Selected passage.
══════
In [1]:
"""
Conversation Prediction from CSV in a Jupyter Notebook.

Steps:
1) Read the CSV data containing columns:
   CONVERSATION_ID, CONVERSATION_STEP, TEXT, CONTEXT, LABEL
2) For each conversation_id, sort by conversation_step, 
   then build partial -> remainder pairs.
3) Tokenize the text (simple approach or real subword approach).
4) Train a minimal encoder-decoder Transformer on partial->remainder.
5) Demonstrate how to predict the remainder from a partial snippet.
"""


'\nConversation Prediction from CSV in a Jupyter Notebook.\n\nSteps:\n1) Read the CSV data containing columns:\n   CONVERSATION_ID, CONVERSATION_STEP, TEXT, CONTEXT, LABEL\n2) For each conversation_id, sort by conversation_step, \n   then build partial -> remainder pairs.\n3) Tokenize the text (simple approach or real subword approach).\n4) Train a minimal encoder-decoder Transformer on partial->remainder.\n5) Demonstrate how to predict the remainder from a partial snippet.\n'

In [2]:
# ========================================
# 1) Imports
# ========================================
import pandas as pd
import math
import torch
import torch.nn as nn
import torch.nn.functional as F
from torch.utils.data import Dataset, DataLoader
import random

device = torch.device("cuda" if torch.cuda.is_available() else "cpu")
print("Using device:", device)


Using device: cpu


In [4]:
# ========================================
# 2) Read the CSV & Build Partial->Remainder
# ========================================


def build_convo_pairs_from_csv(csv_path, partial_ratio=0.5):
    df = pd.read_csv(csv_path)
    # Group by conversation ID
    data_pairs = []
    for convo_id, group in df.groupby("CONVERSATION_ID"):
        group_sorted = group.sort_values("CONVERSATION_STEP")
        # Grab the TEXT column in order
        texts = group_sorted["TEXT"].tolist()

        if len(texts) < 2:
            # If a conversation is too short, skip or handle differently
            continue

        # partial: first partial_ratio portion
        cutoff = max(1, int(len(texts) * partial_ratio))
        partial_list = texts[:cutoff]
        remainder_list = texts[cutoff:]

        partial_str = "\n".join(partial_list)
        remainder_str = "\n".join(remainder_list) if remainder_list else ""
══════
Raw data.
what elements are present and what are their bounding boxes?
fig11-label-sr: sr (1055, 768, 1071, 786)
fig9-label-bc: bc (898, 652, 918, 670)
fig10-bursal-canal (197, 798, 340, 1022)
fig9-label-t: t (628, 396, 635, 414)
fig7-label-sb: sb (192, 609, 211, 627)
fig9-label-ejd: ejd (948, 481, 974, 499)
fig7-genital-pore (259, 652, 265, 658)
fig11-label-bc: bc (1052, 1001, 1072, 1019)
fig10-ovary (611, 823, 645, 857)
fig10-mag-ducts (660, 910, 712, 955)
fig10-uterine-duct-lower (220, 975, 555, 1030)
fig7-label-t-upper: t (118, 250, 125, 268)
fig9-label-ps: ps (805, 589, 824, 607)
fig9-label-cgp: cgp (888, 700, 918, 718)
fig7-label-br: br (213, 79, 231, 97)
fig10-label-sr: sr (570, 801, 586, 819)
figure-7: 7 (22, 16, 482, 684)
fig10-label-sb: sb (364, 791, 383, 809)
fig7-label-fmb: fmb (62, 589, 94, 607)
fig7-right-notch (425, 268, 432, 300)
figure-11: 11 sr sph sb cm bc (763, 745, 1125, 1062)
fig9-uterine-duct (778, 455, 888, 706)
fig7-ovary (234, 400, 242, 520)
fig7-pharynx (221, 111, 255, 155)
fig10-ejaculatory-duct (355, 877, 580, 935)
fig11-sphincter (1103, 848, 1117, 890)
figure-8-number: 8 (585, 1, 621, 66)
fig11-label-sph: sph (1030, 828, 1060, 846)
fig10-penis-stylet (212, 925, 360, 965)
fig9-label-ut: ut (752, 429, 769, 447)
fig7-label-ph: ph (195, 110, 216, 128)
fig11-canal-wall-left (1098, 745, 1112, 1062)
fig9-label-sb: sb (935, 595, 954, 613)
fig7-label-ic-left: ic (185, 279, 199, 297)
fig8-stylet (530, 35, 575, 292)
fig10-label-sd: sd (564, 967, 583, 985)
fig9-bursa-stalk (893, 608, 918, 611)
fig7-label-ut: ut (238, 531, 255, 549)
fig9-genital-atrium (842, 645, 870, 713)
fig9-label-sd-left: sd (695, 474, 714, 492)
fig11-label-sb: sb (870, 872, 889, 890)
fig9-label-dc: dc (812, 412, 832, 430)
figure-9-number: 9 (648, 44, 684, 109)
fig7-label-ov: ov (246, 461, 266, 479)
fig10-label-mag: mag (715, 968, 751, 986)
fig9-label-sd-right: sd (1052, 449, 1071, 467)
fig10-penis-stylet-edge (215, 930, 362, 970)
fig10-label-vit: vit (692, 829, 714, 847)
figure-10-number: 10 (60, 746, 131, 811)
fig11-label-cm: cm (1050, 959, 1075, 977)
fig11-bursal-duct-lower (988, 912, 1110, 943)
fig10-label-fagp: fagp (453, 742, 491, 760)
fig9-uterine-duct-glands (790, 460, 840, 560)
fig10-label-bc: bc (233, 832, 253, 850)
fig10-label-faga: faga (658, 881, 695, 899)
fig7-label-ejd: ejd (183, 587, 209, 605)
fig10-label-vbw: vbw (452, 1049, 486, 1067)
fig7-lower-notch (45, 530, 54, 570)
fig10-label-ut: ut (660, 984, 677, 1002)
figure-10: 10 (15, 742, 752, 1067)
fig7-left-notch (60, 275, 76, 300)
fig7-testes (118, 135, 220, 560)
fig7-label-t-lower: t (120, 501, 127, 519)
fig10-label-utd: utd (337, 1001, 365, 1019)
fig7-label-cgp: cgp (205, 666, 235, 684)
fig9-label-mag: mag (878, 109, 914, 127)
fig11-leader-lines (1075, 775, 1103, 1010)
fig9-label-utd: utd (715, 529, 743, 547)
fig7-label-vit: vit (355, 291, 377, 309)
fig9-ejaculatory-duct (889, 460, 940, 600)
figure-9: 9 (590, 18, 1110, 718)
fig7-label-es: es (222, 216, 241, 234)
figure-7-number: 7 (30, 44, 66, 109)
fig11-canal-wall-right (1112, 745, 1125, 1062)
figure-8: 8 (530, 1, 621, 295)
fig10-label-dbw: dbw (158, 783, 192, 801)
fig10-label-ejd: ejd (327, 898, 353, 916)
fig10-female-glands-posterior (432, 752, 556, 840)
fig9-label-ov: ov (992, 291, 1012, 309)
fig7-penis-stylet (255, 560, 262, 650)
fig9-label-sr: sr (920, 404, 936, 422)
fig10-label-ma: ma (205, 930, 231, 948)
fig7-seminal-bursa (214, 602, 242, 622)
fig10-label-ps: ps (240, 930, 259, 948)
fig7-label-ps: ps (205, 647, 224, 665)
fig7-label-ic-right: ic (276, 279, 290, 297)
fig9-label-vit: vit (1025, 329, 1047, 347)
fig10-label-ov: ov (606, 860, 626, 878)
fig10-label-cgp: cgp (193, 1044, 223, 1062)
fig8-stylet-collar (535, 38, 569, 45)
══════
Task goal.
In the conversation prediction notebook, what default value does build_convo_pairs_from_csv give to partial_ratio?

Written response.
0.5